Recorded data:
-=-=-=-=-
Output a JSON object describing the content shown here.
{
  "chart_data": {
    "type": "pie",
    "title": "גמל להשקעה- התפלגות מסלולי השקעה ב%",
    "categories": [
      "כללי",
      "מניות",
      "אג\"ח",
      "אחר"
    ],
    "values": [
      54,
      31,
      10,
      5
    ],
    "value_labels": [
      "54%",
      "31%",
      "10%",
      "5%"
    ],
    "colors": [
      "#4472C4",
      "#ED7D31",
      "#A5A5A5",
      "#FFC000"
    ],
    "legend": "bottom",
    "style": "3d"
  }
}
-=-=-=-=-
Task to complete:
Copy out each record, keeping every word as it is.

Right answer:
Output a JSON object describing the content shown here.
{
  "chart_data": {
    "type": "pie",
    "title": "גמל להשקעה- התפלגות מסלולי השקעה ב%",
    "categories": [
      "כללי",
      "מניות",
      "אג\"ח",
      "אחר"
    ],
    "values": [
      54,
      31,
      10,
      5
    ],
    "value_labels": [
      "54%",
      "31%",
      "10%",
      "5%"
    ],
    "colors": [
      "#4472C4",
      "#ED7D31",
      "#A5A5A5",
      "#FFC000"
    ],
    "legend": "bottom",
    "style": "3d"
  }
}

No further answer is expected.